━━━━━ Data extract
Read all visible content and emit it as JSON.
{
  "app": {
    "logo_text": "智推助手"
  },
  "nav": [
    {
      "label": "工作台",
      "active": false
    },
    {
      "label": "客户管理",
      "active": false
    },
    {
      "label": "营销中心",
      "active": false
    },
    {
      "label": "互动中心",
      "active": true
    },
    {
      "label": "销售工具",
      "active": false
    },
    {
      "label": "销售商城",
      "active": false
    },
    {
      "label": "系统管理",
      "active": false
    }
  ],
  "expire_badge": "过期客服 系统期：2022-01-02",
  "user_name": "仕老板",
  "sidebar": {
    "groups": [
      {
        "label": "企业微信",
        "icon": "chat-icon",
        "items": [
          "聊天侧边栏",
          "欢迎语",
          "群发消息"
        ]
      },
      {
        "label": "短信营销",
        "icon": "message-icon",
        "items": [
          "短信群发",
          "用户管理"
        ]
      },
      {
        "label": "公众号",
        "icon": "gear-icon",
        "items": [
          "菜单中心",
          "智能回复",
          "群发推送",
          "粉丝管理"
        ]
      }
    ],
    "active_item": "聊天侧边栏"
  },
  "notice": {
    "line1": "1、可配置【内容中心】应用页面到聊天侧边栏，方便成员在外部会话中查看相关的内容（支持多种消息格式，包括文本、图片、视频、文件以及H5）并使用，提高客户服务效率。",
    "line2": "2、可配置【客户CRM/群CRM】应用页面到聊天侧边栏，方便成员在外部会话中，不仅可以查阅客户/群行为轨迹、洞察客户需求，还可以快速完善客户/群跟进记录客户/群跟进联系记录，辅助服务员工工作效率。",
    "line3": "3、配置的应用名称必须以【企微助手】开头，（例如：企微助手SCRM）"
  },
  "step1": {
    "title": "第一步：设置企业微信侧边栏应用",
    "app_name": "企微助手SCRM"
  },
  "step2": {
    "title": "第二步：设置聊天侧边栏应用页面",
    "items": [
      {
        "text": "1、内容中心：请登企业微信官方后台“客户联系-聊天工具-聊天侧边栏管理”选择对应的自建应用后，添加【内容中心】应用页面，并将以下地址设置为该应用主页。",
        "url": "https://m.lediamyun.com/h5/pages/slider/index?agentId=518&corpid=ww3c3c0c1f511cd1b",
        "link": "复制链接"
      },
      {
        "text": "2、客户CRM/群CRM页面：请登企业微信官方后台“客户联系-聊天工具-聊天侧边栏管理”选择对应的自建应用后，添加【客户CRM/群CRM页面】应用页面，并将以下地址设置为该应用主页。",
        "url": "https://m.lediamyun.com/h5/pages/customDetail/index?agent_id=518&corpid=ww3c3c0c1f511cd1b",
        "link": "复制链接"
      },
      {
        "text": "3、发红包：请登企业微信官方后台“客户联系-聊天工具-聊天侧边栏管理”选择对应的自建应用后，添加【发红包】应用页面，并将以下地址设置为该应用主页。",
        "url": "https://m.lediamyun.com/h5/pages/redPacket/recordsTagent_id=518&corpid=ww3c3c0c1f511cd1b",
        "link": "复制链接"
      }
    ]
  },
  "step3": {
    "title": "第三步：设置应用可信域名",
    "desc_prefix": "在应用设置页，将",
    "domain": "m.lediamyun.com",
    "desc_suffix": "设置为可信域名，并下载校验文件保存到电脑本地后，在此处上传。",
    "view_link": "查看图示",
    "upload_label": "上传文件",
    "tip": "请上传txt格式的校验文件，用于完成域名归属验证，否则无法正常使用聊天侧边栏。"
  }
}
━━━━━━━━━━
_Exercise goal_. In the lines above, locate the string "选择对应的自建应用后". Copy every line where it occurs.

_Exercise response_.
        "text": "1、内容中心：请登企业微信官方后台“客户联系-聊天工具-聊天侧边栏管理”选择对应的自建应用后，添加【内容中心】应用页面，并将以下地址设置为该应用主页。",
        "text": "2、客户CRM/群CRM页面：请登企业微信官方后台“客户联系-聊天工具-聊天侧边栏管理”选择对应的自建应用后，添加【客户CRM/群CRM页面】应用页面，并将以下地址设置为该应用主页。",
        "text": "3、发红包：请登企业微信官方后台“客户联系-聊天工具-聊天侧边栏管理”选择对应的自建应用后，添加【发红包】应用页面，并将以下地址设置为该应用主页。",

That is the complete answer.